(Dataset records)
◇ ◇ ◇

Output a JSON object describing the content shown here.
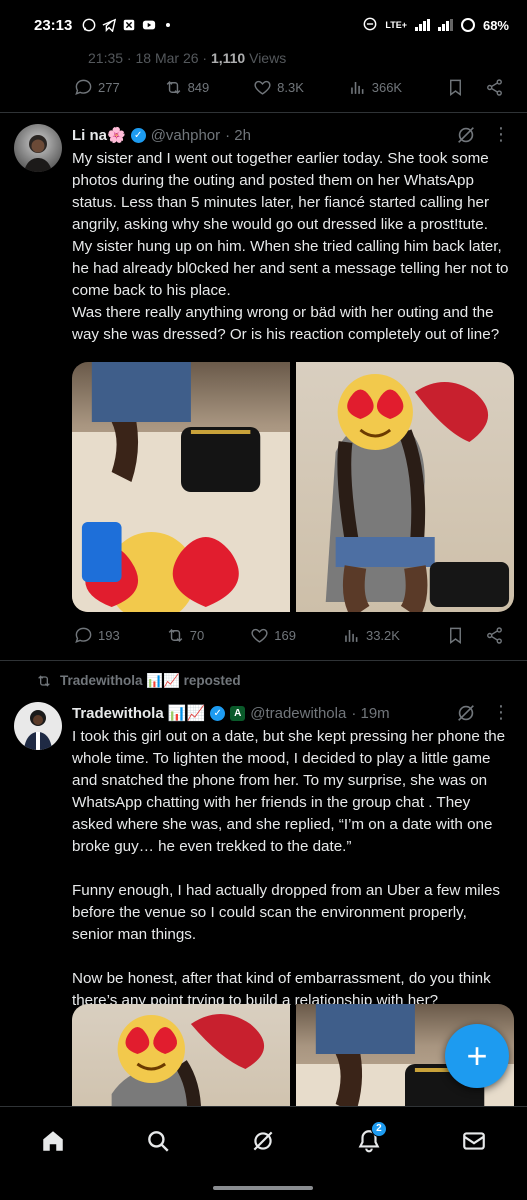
{
  "status_bar": {
    "time": "23:13",
    "icons": [
      "whatsapp-icon",
      "telegram-icon",
      "app-icon",
      "youtube-icon"
    ],
    "network": "LTE+",
    "battery": "68%"
  },
  "previous_tweet": {
    "meta_time": "21:35 · 18 Mar 26 · ",
    "views_count": "1,110",
    "views_label": " Views",
    "replies": "277",
    "reposts": "849",
    "likes": "8.3K",
    "views": "366K"
  },
  "tweet1": {
    "name": "Li na🌸",
    "handle": "@vahphor",
    "time": "· 2h",
    "text_p1": "My sister and I went out together earlier today. She took some photos during the outing and posted them on her WhatsApp status. Less than 5 minutes later, her fiancé started calling her angrily, asking why she would go out dressed like a prost!tute. My sister hung up on him. When she tried calling him back later, he had already bl0cked her and sent a message telling her not to come back to his place.",
    "text_p2": "Was there really anything wrong or bäd with her outing and the way she was dressed? Or is his reaction completely out of line?",
    "replies": "193",
    "reposts": "70",
    "likes": "169",
    "views": "33.2K"
  },
  "repost_banner": {
    "label": "Tradewithola 📊📈 reposted"
  },
  "tweet2": {
    "name": "Tradewithola 📊📈",
    "handle": "@tradewithola",
    "time": "· 19m",
    "text_p1": "I took this girl out on a date, but she kept pressing her phone the whole time. To lighten the mood, I decided to play a little game and snatched the phone from her. To my surprise, she was on WhatsApp chatting with her friends in the group chat . They asked where she was, and she replied, “I’m on a date with one broke guy… he even trekked to the date.”",
    "text_p2": "Funny enough, I had actually dropped from an Uber a few miles before the venue so I could scan the environment properly, senior man things.",
    "text_p3": "Now be honest, after that kind of embarrassment, do you think there’s any point trying to build a relationship with her?"
  },
  "fab": {
    "label": "+"
  },
  "bottom_nav": {
    "items": [
      "home-icon",
      "search-icon",
      "grok-icon",
      "notifications-icon",
      "messages-icon"
    ],
    "notif_count": "2"
  },
  "colors": {
    "accent": "#1d9bf0",
    "muted": "#71767b",
    "text": "#e7e9ea",
    "bg": "#000000"
  }
}
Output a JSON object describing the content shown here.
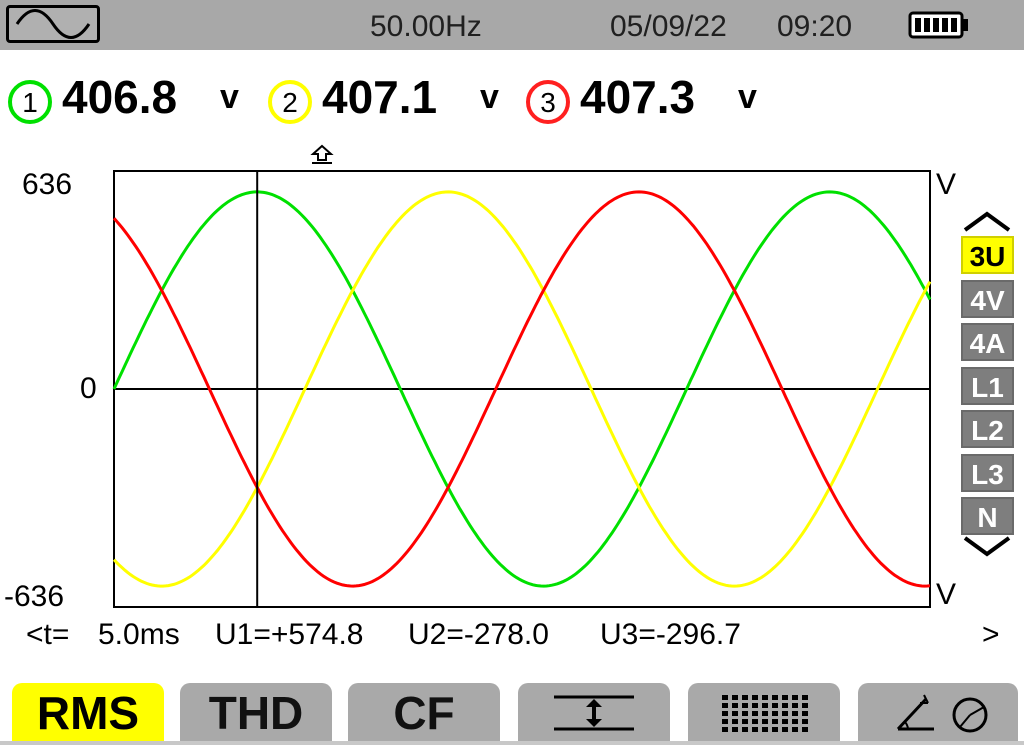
{
  "status_bar": {
    "mode_icon": "sine-wave-icon",
    "frequency": "50.00Hz",
    "date": "05/09/22",
    "time": "09:20",
    "battery_icon": "battery-full-icon"
  },
  "channels": [
    {
      "number": "1",
      "value": "406.8",
      "unit": "v",
      "color": "#00e000"
    },
    {
      "number": "2",
      "value": "407.1",
      "unit": "v",
      "color": "#ffff00"
    },
    {
      "number": "3",
      "value": "407.3",
      "unit": "v",
      "color": "#ff0000"
    }
  ],
  "axis": {
    "y_max_label": "636",
    "y_zero_label": "0",
    "y_min_label": "-636",
    "unit_top": "V",
    "unit_bottom": "V",
    "cursor_marker_icon": "cursor-arrow-icon"
  },
  "waveforms": {
    "amplitude_peak": 575,
    "frequency_hz": 50,
    "time_span_ms": 28.5,
    "cursor_time_ms": 5.0,
    "phases": [
      {
        "name": "U1",
        "color": "#00e000",
        "phase_deg": 0
      },
      {
        "name": "U2",
        "color": "#ffff00",
        "phase_deg": -120
      },
      {
        "name": "U3",
        "color": "#ff0000",
        "phase_deg": 120
      }
    ]
  },
  "side_menu": {
    "up_icon": "chevron-up-icon",
    "down_icon": "chevron-down-icon",
    "items": [
      {
        "label": "3U",
        "active": true
      },
      {
        "label": "4V",
        "active": false
      },
      {
        "label": "4A",
        "active": false
      },
      {
        "label": "L1",
        "active": false
      },
      {
        "label": "L2",
        "active": false
      },
      {
        "label": "L3",
        "active": false
      },
      {
        "label": "N",
        "active": false
      }
    ]
  },
  "readout": {
    "time_prefix": "<t=",
    "time_value": "5.0ms",
    "u1": "U1=+574.8",
    "u2": "U2=-278.0",
    "u3": "U3=-296.7",
    "next_icon": ">"
  },
  "tabs": [
    {
      "label": "RMS",
      "active": true,
      "icon": ""
    },
    {
      "label": "THD",
      "active": false,
      "icon": ""
    },
    {
      "label": "CF",
      "active": false,
      "icon": ""
    },
    {
      "label": "",
      "active": false,
      "icon": "range-adjust-icon"
    },
    {
      "label": "",
      "active": false,
      "icon": "table-view-icon"
    },
    {
      "label": "",
      "active": false,
      "icon": "phasor-diagram-icon"
    }
  ]
}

◇ ◇ ◇

- WRITTEN PROBLEM
Reply with nothing but the number of lines that contain the word "dressed".

- SOLUTION FOR THIS PROBLEM
2